# Directions:
Exactly reproduce each entry, leaving out nothing.

--------------------------------

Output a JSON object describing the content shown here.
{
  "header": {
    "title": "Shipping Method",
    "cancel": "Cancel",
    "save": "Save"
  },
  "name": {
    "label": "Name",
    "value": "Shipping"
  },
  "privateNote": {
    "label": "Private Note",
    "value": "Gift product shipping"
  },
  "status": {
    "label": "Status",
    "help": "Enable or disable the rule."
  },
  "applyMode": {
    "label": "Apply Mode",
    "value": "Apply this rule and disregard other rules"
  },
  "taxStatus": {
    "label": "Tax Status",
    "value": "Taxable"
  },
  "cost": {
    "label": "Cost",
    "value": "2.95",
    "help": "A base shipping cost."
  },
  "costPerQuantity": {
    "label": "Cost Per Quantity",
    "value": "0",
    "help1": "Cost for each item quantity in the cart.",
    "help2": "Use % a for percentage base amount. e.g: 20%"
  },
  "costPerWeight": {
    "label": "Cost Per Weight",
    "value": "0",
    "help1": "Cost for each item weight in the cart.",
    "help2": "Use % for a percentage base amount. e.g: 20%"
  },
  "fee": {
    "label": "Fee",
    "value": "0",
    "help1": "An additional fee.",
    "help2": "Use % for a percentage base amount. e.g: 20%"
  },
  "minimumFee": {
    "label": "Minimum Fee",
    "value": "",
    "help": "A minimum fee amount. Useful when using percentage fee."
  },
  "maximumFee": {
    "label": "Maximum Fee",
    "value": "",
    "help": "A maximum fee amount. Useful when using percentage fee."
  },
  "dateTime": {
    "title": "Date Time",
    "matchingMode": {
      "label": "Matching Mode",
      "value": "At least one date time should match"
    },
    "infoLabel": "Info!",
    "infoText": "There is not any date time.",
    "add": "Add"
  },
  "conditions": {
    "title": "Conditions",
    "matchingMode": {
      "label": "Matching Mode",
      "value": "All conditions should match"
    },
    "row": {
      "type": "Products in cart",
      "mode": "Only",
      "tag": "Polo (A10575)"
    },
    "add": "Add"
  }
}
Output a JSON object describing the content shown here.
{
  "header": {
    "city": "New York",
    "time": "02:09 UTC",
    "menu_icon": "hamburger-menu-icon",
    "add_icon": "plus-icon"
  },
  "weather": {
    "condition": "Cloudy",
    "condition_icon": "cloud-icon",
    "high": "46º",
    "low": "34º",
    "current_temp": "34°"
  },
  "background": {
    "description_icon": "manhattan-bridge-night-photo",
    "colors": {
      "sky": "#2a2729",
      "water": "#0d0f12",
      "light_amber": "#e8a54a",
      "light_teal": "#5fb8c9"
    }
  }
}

--------------------------------

# Task answer:
Output a JSON object describing the content shown here.
{
  "header": {
    "title": "Shipping Method",
    "cancel": "Cancel",
    "save": "Save"
  },
  "name": {
    "label": "Name",
    "value": "Shipping"
  },
  "privateNote": {
    "label": "Private Note",
    "value": "Gift product shipping"
  },
  "status": {
    "label": "Status",
    "help": "Enable or disable the rule."
  },
  "applyMode": {
    "label": "Apply Mode",
    "value": "Apply this rule and disregard other rules"
  },
  "taxStatus": {
    "label": "Tax Status",
    "value": "Taxable"
  },
  "cost": {
    "label": "Cost",
    "value": "2.95",
    "help": "A base shipping cost."
  },
  "costPerQuantity": {
    "label": "Cost Per Quantity",
    "value": "0",
    "help1": "Cost for each item quantity in the cart.",
    "help2": "Use % a for percentage base amount. e.g: 20%"
  },
  "costPerWeight": {
    "label": "Cost Per Weight",
    "value": "0",
    "help1": "Cost for each item weight in the cart.",
    "help2": "Use % for a percentage base amount. e.g: 20%"
  },
  "fee": {
    "label": "Fee",
    "value": "0",
    "help1": "An additional fee.",
    "help2": "Use % for a percentage base amount. e.g: 20%"
  },
  "minimumFee": {
    "label": "Minimum Fee",
    "value": "",
    "help": "A minimum fee amount. Useful when using percentage fee."
  },
  "maximumFee": {
    "label": "Maximum Fee",
    "value": "",
    "help": "A maximum fee amount. Useful when using percentage fee."
  },
  "dateTime": {
    "title": "Date Time",
    "matchingMode": {
      "label": "Matching Mode",
      "value": "At least one date time should match"
    },
    "infoLabel": "Info!",
    "infoText": "There is not any date time.",
    "add": "Add"
  },
  "conditions": {
    "title": "Conditions",
    "matchingMode": {
      "label": "Matching Mode",
      "value": "All conditions should match"
    },
    "row": {
      "type": "Products in cart",
      "mode": "Only",
      "tag": "Polo (A10575)"
    },
    "add": "Add"
  }
}
Output a JSON object describing the content shown here.
{
  "header": {
    "city": "New York",
    "time": "02:09 UTC",
    "menu_icon": "hamburger-menu-icon",
    "add_icon": "plus-icon"
  },
  "weather": {
    "condition": "Cloudy",
    "condition_icon": "cloud-icon",
    "high": "46º",
    "low": "34º",
    "current_temp": "34°"
  },
  "background": {
    "description_icon": "manhattan-bridge-night-photo",
    "colors": {
      "sky": "#2a2729",
      "water": "#0d0f12",
      "light_amber": "#e8a54a",
      "light_teal": "#5fb8c9"
    }
  }
}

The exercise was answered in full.